-- EXTRACT PROVIDED --
::::::::
Saturday, September 5, 2009

Google's Geothermal Adventure Failed

AltaRock Energy Inc, which is the start-up company backed by ICT giant Google, suspended Wednesday's drilling of its first geothermal well in California - the first test project ever. The company gave the reason for geologic anomalies. In addition, it stated that it will keep developing its Enhanced geothermal systems (EGS) technology and is evaluating alternative well locations, informs.

Although there is only a limited public information related to AltaRock Energy's demonstration project, we consider their case as a characteristic set of obstacles in deep geothermal sources utilization namely in EGS. This is a consequence of current state-of-the-art in reservoir stimulation or deep drilling. These technologies, mainly for the stimulation, are relatively untested in comparison to standard drilling techniques.

The question of reservoir stimulation is topical, because in depths more that 4 kilometers is the rock rather solid and natural fractures are rare. Our projection is that using traditional methods for reservoir creation, as we know them today in depths more than 5-6 km, the possible earthquake impact to the surface is lower in comparison to the same techniques used in 3 km. But what is more important, current technologies do not deterministically create the exchanger area, we are not able to develop it in projected way and we rely on the local unknown geological conditions, randomly created fractures and subsequent testes only.
::::::::
[Dataset items]
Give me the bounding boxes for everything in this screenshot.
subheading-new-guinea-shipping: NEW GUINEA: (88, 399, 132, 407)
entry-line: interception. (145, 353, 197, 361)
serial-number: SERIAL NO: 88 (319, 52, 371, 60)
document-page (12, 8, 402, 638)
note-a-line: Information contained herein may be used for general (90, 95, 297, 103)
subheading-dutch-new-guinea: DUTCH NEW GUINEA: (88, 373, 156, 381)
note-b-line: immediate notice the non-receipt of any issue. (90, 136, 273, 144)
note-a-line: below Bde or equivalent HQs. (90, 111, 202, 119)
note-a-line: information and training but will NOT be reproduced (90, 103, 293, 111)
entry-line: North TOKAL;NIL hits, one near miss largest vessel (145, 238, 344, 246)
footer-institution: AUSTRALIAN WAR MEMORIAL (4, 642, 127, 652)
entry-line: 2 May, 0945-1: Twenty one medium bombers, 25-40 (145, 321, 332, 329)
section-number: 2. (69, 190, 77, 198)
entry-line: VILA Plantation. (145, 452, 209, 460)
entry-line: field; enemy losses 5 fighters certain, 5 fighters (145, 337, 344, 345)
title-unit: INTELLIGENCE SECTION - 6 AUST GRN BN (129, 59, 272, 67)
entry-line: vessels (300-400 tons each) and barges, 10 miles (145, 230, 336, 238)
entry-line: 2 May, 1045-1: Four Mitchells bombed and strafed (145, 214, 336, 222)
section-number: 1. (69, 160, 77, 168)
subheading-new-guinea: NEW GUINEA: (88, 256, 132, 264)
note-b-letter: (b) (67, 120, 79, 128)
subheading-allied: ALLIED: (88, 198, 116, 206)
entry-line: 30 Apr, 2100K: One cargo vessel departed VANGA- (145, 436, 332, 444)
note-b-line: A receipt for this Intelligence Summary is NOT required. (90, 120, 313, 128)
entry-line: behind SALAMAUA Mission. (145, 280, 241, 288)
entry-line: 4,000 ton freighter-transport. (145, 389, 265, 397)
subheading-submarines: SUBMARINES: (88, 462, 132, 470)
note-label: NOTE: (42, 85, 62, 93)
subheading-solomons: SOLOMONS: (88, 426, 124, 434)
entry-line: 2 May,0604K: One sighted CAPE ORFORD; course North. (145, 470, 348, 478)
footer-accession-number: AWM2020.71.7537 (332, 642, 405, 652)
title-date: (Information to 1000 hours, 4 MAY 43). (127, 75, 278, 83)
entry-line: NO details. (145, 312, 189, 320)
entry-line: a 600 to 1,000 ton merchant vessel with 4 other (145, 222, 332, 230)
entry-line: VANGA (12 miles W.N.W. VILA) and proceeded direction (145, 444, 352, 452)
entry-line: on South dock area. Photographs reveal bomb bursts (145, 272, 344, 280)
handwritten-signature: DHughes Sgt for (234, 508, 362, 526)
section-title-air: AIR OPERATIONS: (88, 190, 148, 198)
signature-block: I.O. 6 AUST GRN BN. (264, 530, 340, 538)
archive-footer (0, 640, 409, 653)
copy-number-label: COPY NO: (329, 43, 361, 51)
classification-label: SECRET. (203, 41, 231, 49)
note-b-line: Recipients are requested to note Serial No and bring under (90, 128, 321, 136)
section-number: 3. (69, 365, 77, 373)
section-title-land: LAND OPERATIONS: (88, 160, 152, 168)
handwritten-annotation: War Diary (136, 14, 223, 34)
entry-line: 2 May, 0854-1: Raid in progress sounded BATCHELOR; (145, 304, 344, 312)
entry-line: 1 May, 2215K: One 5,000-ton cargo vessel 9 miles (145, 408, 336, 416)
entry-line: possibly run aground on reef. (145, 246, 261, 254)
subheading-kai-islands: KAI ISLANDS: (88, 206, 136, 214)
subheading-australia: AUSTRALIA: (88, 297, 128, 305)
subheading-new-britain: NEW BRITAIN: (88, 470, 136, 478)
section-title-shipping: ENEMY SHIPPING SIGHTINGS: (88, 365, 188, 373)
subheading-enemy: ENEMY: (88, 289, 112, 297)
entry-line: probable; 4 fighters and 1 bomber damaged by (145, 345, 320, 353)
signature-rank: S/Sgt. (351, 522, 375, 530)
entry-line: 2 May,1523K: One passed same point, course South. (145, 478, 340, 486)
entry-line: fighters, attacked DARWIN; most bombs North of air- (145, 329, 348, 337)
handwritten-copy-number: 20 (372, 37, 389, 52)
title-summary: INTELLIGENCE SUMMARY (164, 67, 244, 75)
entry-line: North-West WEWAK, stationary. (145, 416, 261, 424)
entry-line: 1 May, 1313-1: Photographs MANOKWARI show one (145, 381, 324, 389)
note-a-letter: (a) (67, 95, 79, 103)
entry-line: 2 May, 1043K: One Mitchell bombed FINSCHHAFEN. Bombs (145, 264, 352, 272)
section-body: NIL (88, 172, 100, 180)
::::::::
-- PROBLEM REQUIREMENTS --
Write the next part of the blog post about AltaRock Energy's suspended geothermal drilling, starting after its final sentence. The data above stands apart from the blog post and has no connection to it.

-- WRITTEN ANSWER --
We see the opportunity for the future in more radical innovations, because current “evolutionary” approach in research and development in this field is too slow and still not bringing acceptable results. The development of a quite new technology that will enable to create a reservoir using predictable engineering methods is needed. One of the most important parameter in this mission is to be able to create a fractures without unwanted side-effects like earthquakes. For example, company Geothermal Anywhere has in own research the technology that is able to create projected net of narrow fractures/tubes. "The target is to develop something like a giant underground radiator able to exchange the heat energy comparable to the traditional hydrothermal systems in Geysers or Island. Such technology is able to radically shift the geothermal energy segment to real utilization worldwide," says Mr. Igor Kocis.

1 comment:

  1. Yesterday, the New York Times reported, that AltaRock Energy, a geothermal developer backed by Google and other venture capital big wigs, gave notice to the Department of Energy that it would abandoned its Geysers drilling project, located north of San Francisco. The DOE confirmed that AltaRock had given notice and that it was walking away from the project.